▶ [Task requirements]:
For the listing underneath, give the count of lines containing the string "BDays" and nothing further.
+++ Extracted material +++
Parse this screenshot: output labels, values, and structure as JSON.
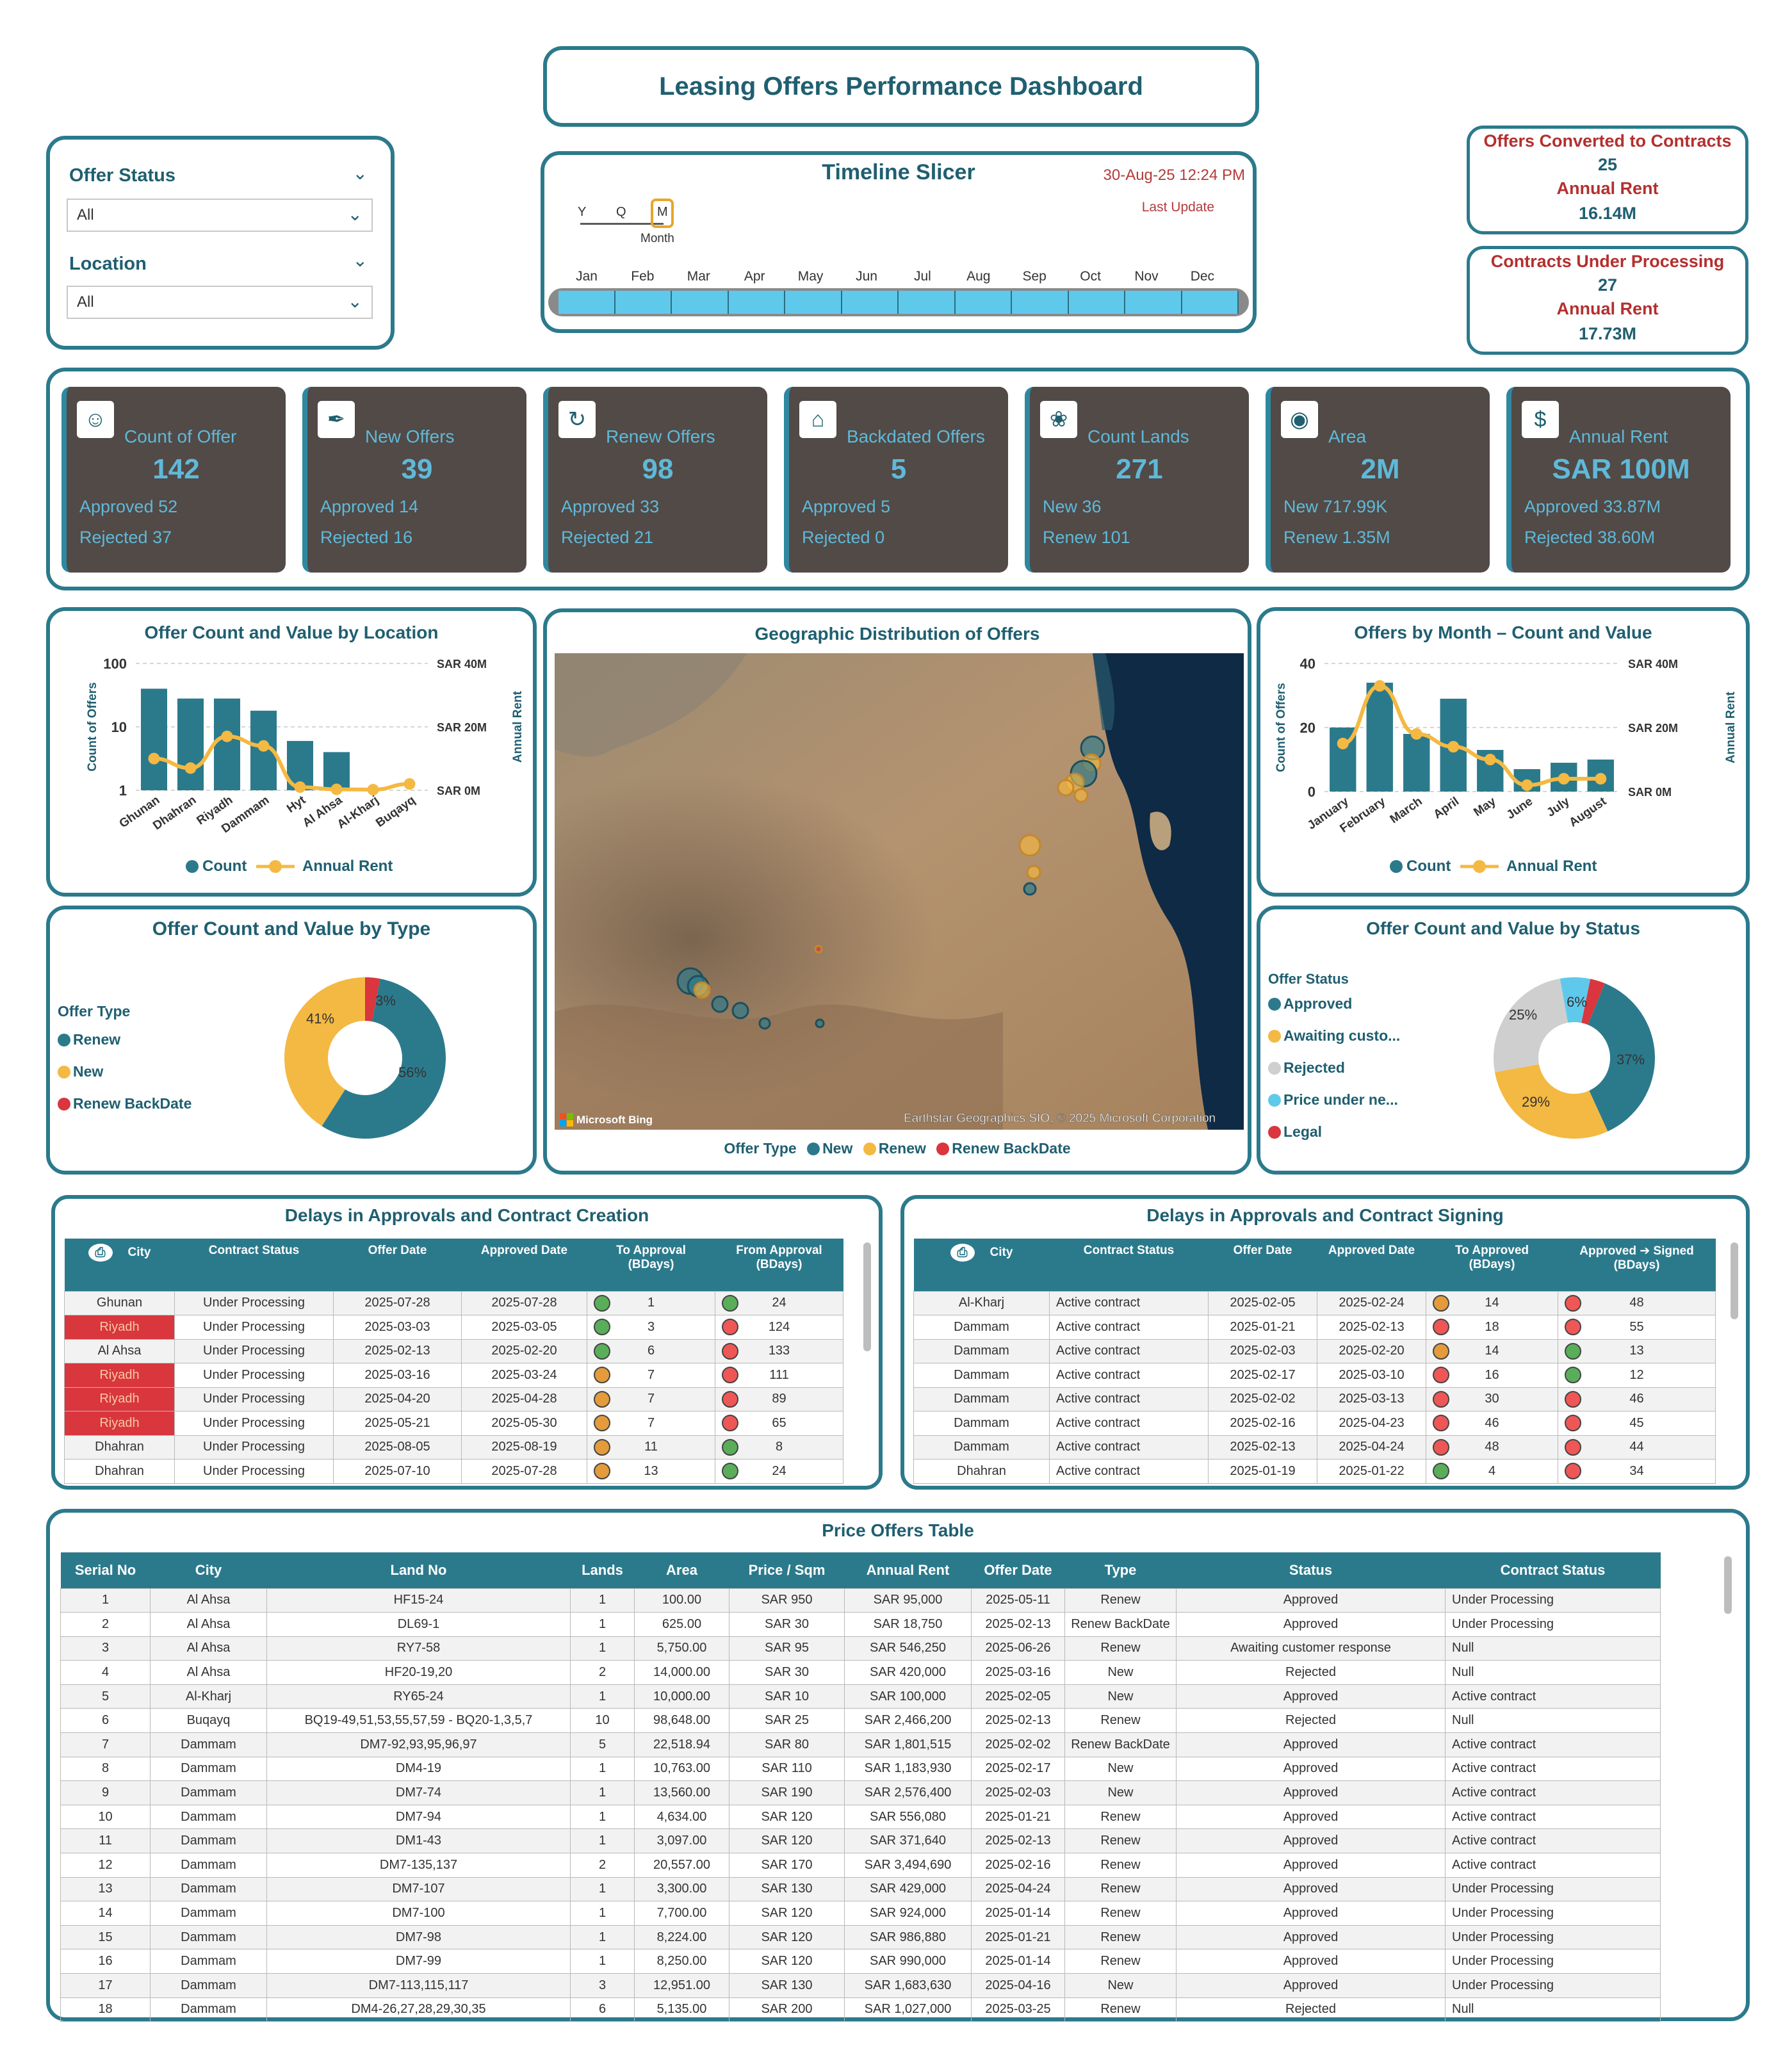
{
  "header": {
    "title": "Leasing Offers Performance Dashboard"
  },
  "slicers": {
    "offer_status": {
      "label": "Offer Status",
      "value": "All"
    },
    "location": {
      "label": "Location",
      "value": "All"
    }
  },
  "timeline": {
    "title": "Timeline Slicer",
    "date": "30-Aug-25 12:24 PM",
    "last_update": "Last Update",
    "levels": [
      "Y",
      "Q",
      "M"
    ],
    "level_caption": "Month",
    "months": [
      "Jan",
      "Feb",
      "Mar",
      "Apr",
      "May",
      "Jun",
      "Jul",
      "Aug",
      "Sep",
      "Oct",
      "Nov",
      "Dec"
    ]
  },
  "summary": {
    "converted": {
      "label": "Offers Converted to Contracts",
      "count": "25",
      "rent_label": "Annual Rent",
      "rent": "16.14M"
    },
    "processing": {
      "label": "Contracts Under Processing",
      "count": "27",
      "rent_label": "Annual Rent",
      "rent": "17.73M"
    }
  },
  "kpis": [
    {
      "name": "Count of Offer",
      "value": "142",
      "line1": "Approved 52",
      "line2": "Rejected 37",
      "icon": "people-icon"
    },
    {
      "name": "New Offers",
      "value": "39",
      "line1": "Approved 14",
      "line2": "Rejected 16",
      "icon": "tag-icon"
    },
    {
      "name": "Renew Offers",
      "value": "98",
      "line1": "Approved 33",
      "line2": "Rejected 21",
      "icon": "renew-icon"
    },
    {
      "name": "Backdated Offers",
      "value": "5",
      "line1": "Approved 5",
      "line2": "Rejected 0",
      "icon": "house-icon"
    },
    {
      "name": "Count Lands",
      "value": "271",
      "line1": "New 36",
      "line2": "Renew 101",
      "icon": "land-icon"
    },
    {
      "name": "Area",
      "value": "2M",
      "line1": "New 717.99K",
      "line2": "Renew 1.35M",
      "icon": "location-icon"
    },
    {
      "name": "Annual Rent",
      "value": "SAR 100M",
      "line1": "Approved 33.87M",
      "line2": "Rejected 38.60M",
      "icon": "money-bag-icon"
    }
  ],
  "charts_text": {
    "location_title": "Offer Count and Value by Location",
    "month_title": "Offers by Month – Count and Value",
    "map_title": "Geographic Distribution of Offers",
    "type_title": "Offer Count and Value by Type",
    "status_title": "Offer Count and Value by Status",
    "legend_count": "Count",
    "legend_rent": "Annual Rent",
    "ylabel_left": "Count of Offers",
    "ylabel_right": "Annual Rent",
    "map_legend_title": "Offer Type",
    "map_legend": [
      "New",
      "Renew",
      "Renew BackDate"
    ],
    "map_brand": "Microsoft Bing",
    "map_credit": "Earthstar Geographics SIO, © 2025 Microsoft Corporation",
    "type_legend_title": "Offer Type",
    "status_legend_title": "Offer Status"
  },
  "chart_data": [
    {
      "type": "bar",
      "title": "Offer Count and Value by Location",
      "categories": [
        "Ghunan",
        "Dhahran",
        "Riyadh",
        "Dammam",
        "Hyt",
        "Al Ahsa",
        "Al-Kharj",
        "Buqayq"
      ],
      "series": [
        {
          "name": "Count",
          "kind": "bar",
          "axis": "left-log",
          "values": [
            40,
            28,
            28,
            18,
            6,
            4,
            1,
            1
          ]
        },
        {
          "name": "Annual Rent",
          "kind": "line",
          "axis": "right",
          "values": [
            10,
            7,
            17,
            14,
            1,
            0.3,
            0.2,
            2
          ]
        }
      ],
      "yticks_left": [
        "100",
        "10",
        "1"
      ],
      "yticks_right": [
        "SAR 40M",
        "SAR 20M",
        "SAR 0M"
      ],
      "ylim_right": [
        0,
        40
      ]
    },
    {
      "type": "bar",
      "title": "Offers by Month – Count and Value",
      "categories": [
        "January",
        "February",
        "March",
        "April",
        "May",
        "June",
        "July",
        "August"
      ],
      "series": [
        {
          "name": "Count",
          "kind": "bar",
          "axis": "left",
          "values": [
            20,
            34,
            18,
            29,
            13,
            7,
            9,
            10
          ]
        },
        {
          "name": "Annual Rent",
          "kind": "line",
          "axis": "right",
          "values": [
            15,
            33,
            18,
            14,
            10,
            2,
            4,
            4
          ]
        }
      ],
      "yticks_left": [
        "40",
        "20",
        "0"
      ],
      "yticks_right": [
        "SAR 40M",
        "SAR 20M",
        "SAR 0M"
      ],
      "ylim_left": [
        0,
        40
      ],
      "ylim_right": [
        0,
        40
      ]
    },
    {
      "type": "pie",
      "title": "Offer Count and Value by Type",
      "slices": [
        {
          "name": "Renew",
          "value": 56,
          "label": "56%",
          "color": "#2b7a8c"
        },
        {
          "name": "New",
          "value": 41,
          "label": "41%",
          "color": "#f4b942"
        },
        {
          "name": "Renew BackDate",
          "value": 3,
          "label": "3%",
          "color": "#d9363e"
        }
      ]
    },
    {
      "type": "pie",
      "title": "Offer Count and Value by Status",
      "slices": [
        {
          "name": "Approved",
          "value": 37,
          "label": "37%",
          "color": "#2b7a8c"
        },
        {
          "name": "Awaiting custo...",
          "value": 29,
          "label": "29%",
          "color": "#f4b942"
        },
        {
          "name": "Rejected",
          "value": 25,
          "label": "25%",
          "color": "#cfcfcf"
        },
        {
          "name": "Price under ne...",
          "value": 6,
          "label": "6%",
          "color": "#5fc9ec"
        },
        {
          "name": "Legal",
          "value": 3,
          "label": "",
          "color": "#d9363e"
        }
      ]
    }
  ],
  "delay_approvals": {
    "title": "Delays in Approvals and Contract Creation",
    "headers": [
      "City",
      "Contract Status",
      "Offer Date",
      "Approved Date",
      "To Approval\n(BDays)",
      "From Approval\n(BDays)"
    ],
    "rows": [
      {
        "city": "Ghunan",
        "status": "Under Processing",
        "offer": "2025-07-28",
        "approved": "2025-07-28",
        "to_ind": "g",
        "to": "1",
        "from_ind": "g",
        "from": "24",
        "hl": false
      },
      {
        "city": "Riyadh",
        "status": "Under Processing",
        "offer": "2025-03-03",
        "approved": "2025-03-05",
        "to_ind": "g",
        "to": "3",
        "from_ind": "r",
        "from": "124",
        "hl": true
      },
      {
        "city": "Al Ahsa",
        "status": "Under Processing",
        "offer": "2025-02-13",
        "approved": "2025-02-20",
        "to_ind": "g",
        "to": "6",
        "from_ind": "r",
        "from": "133",
        "hl": false
      },
      {
        "city": "Riyadh",
        "status": "Under Processing",
        "offer": "2025-03-16",
        "approved": "2025-03-24",
        "to_ind": "o",
        "to": "7",
        "from_ind": "r",
        "from": "111",
        "hl": true
      },
      {
        "city": "Riyadh",
        "status": "Under Processing",
        "offer": "2025-04-20",
        "approved": "2025-04-28",
        "to_ind": "o",
        "to": "7",
        "from_ind": "r",
        "from": "89",
        "hl": true
      },
      {
        "city": "Riyadh",
        "status": "Under Processing",
        "offer": "2025-05-21",
        "approved": "2025-05-30",
        "to_ind": "o",
        "to": "7",
        "from_ind": "r",
        "from": "65",
        "hl": true
      },
      {
        "city": "Dhahran",
        "status": "Under Processing",
        "offer": "2025-08-05",
        "approved": "2025-08-19",
        "to_ind": "o",
        "to": "11",
        "from_ind": "g",
        "from": "8",
        "hl": false
      },
      {
        "city": "Dhahran",
        "status": "Under Processing",
        "offer": "2025-07-10",
        "approved": "2025-07-28",
        "to_ind": "o",
        "to": "13",
        "from_ind": "g",
        "from": "24",
        "hl": false
      }
    ]
  },
  "delay_signing": {
    "title": "Delays in Approvals and Contract Signing",
    "headers": [
      "City",
      "Contract Status",
      "Offer Date",
      "Approved Date",
      "To Approved\n(BDays)",
      "Approved ➔ Signed\n(BDays)"
    ],
    "rows": [
      {
        "city": "Al-Kharj",
        "status": "Active contract",
        "offer": "2025-02-05",
        "approved": "2025-02-24",
        "to_ind": "o",
        "to": "14",
        "from_ind": "r",
        "from": "48"
      },
      {
        "city": "Dammam",
        "status": "Active contract",
        "offer": "2025-01-21",
        "approved": "2025-02-13",
        "to_ind": "r",
        "to": "18",
        "from_ind": "r",
        "from": "55"
      },
      {
        "city": "Dammam",
        "status": "Active contract",
        "offer": "2025-02-03",
        "approved": "2025-02-20",
        "to_ind": "o",
        "to": "14",
        "from_ind": "g",
        "from": "13"
      },
      {
        "city": "Dammam",
        "status": "Active contract",
        "offer": "2025-02-17",
        "approved": "2025-03-10",
        "to_ind": "r",
        "to": "16",
        "from_ind": "g",
        "from": "12"
      },
      {
        "city": "Dammam",
        "status": "Active contract",
        "offer": "2025-02-02",
        "approved": "2025-03-13",
        "to_ind": "r",
        "to": "30",
        "from_ind": "r",
        "from": "46"
      },
      {
        "city": "Dammam",
        "status": "Active contract",
        "offer": "2025-02-16",
        "approved": "2025-04-23",
        "to_ind": "r",
        "to": "46",
        "from_ind": "r",
        "from": "45"
      },
      {
        "city": "Dammam",
        "status": "Active contract",
        "offer": "2025-02-13",
        "approved": "2025-04-24",
        "to_ind": "r",
        "to": "48",
        "from_ind": "r",
        "from": "44"
      },
      {
        "city": "Dhahran",
        "status": "Active contract",
        "offer": "2025-01-19",
        "approved": "2025-01-22",
        "to_ind": "g",
        "to": "4",
        "from_ind": "r",
        "from": "34"
      }
    ]
  },
  "price_table": {
    "title": "Price Offers Table",
    "headers": [
      "Serial No",
      "City",
      "Land No",
      "Lands",
      "Area",
      "Price / Sqm",
      "Annual Rent",
      "Offer Date",
      "Type",
      "Status",
      "Contract Status"
    ],
    "rows": [
      [
        "1",
        "Al Ahsa",
        "HF15-24",
        "1",
        "100.00",
        "SAR 950",
        "SAR 95,000",
        "2025-05-11",
        "Renew",
        "Approved",
        "Under Processing"
      ],
      [
        "2",
        "Al Ahsa",
        "DL69-1",
        "1",
        "625.00",
        "SAR 30",
        "SAR 18,750",
        "2025-02-13",
        "Renew BackDate",
        "Approved",
        "Under Processing"
      ],
      [
        "3",
        "Al Ahsa",
        "RY7-58",
        "1",
        "5,750.00",
        "SAR 95",
        "SAR 546,250",
        "2025-06-26",
        "Renew",
        "Awaiting customer response",
        "Null"
      ],
      [
        "4",
        "Al Ahsa",
        "HF20-19,20",
        "2",
        "14,000.00",
        "SAR 30",
        "SAR 420,000",
        "2025-03-16",
        "New",
        "Rejected",
        "Null"
      ],
      [
        "5",
        "Al-Kharj",
        "RY65-24",
        "1",
        "10,000.00",
        "SAR 10",
        "SAR 100,000",
        "2025-02-05",
        "New",
        "Approved",
        "Active contract"
      ],
      [
        "6",
        "Buqayq",
        "BQ19-49,51,53,55,57,59 - BQ20-1,3,5,7",
        "10",
        "98,648.00",
        "SAR 25",
        "SAR 2,466,200",
        "2025-02-13",
        "Renew",
        "Rejected",
        "Null"
      ],
      [
        "7",
        "Dammam",
        "DM7-92,93,95,96,97",
        "5",
        "22,518.94",
        "SAR 80",
        "SAR 1,801,515",
        "2025-02-02",
        "Renew BackDate",
        "Approved",
        "Active contract"
      ],
      [
        "8",
        "Dammam",
        "DM4-19",
        "1",
        "10,763.00",
        "SAR 110",
        "SAR 1,183,930",
        "2025-02-17",
        "New",
        "Approved",
        "Active contract"
      ],
      [
        "9",
        "Dammam",
        "DM7-74",
        "1",
        "13,560.00",
        "SAR 190",
        "SAR 2,576,400",
        "2025-02-03",
        "New",
        "Approved",
        "Active contract"
      ],
      [
        "10",
        "Dammam",
        "DM7-94",
        "1",
        "4,634.00",
        "SAR 120",
        "SAR 556,080",
        "2025-01-21",
        "Renew",
        "Approved",
        "Active contract"
      ],
      [
        "11",
        "Dammam",
        "DM1-43",
        "1",
        "3,097.00",
        "SAR 120",
        "SAR 371,640",
        "2025-02-13",
        "Renew",
        "Approved",
        "Active contract"
      ],
      [
        "12",
        "Dammam",
        "DM7-135,137",
        "2",
        "20,557.00",
        "SAR 170",
        "SAR 3,494,690",
        "2025-02-16",
        "Renew",
        "Approved",
        "Active contract"
      ],
      [
        "13",
        "Dammam",
        "DM7-107",
        "1",
        "3,300.00",
        "SAR 130",
        "SAR 429,000",
        "2025-04-24",
        "Renew",
        "Approved",
        "Under Processing"
      ],
      [
        "14",
        "Dammam",
        "DM7-100",
        "1",
        "7,700.00",
        "SAR 120",
        "SAR 924,000",
        "2025-01-14",
        "Renew",
        "Approved",
        "Under Processing"
      ],
      [
        "15",
        "Dammam",
        "DM7-98",
        "1",
        "8,224.00",
        "SAR 120",
        "SAR 986,880",
        "2025-01-21",
        "Renew",
        "Approved",
        "Under Processing"
      ],
      [
        "16",
        "Dammam",
        "DM7-99",
        "1",
        "8,250.00",
        "SAR 120",
        "SAR 990,000",
        "2025-01-14",
        "Renew",
        "Approved",
        "Under Processing"
      ],
      [
        "17",
        "Dammam",
        "DM7-113,115,117",
        "3",
        "12,951.00",
        "SAR 130",
        "SAR 1,683,630",
        "2025-04-16",
        "New",
        "Approved",
        "Under Processing"
      ],
      [
        "18",
        "Dammam",
        "DM4-26,27,28,29,30,35",
        "6",
        "5,135.00",
        "SAR 200",
        "SAR 1,027,000",
        "2025-03-25",
        "Renew",
        "Rejected",
        "Null"
      ]
    ]
  },
  "colors": {
    "teal": "#2b7a8c",
    "orange": "#f4b942",
    "red": "#d9363e",
    "card": "#514a47",
    "cyan": "#5fb9d9"
  }
}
+++
▶ [Answer for this exercise]:
4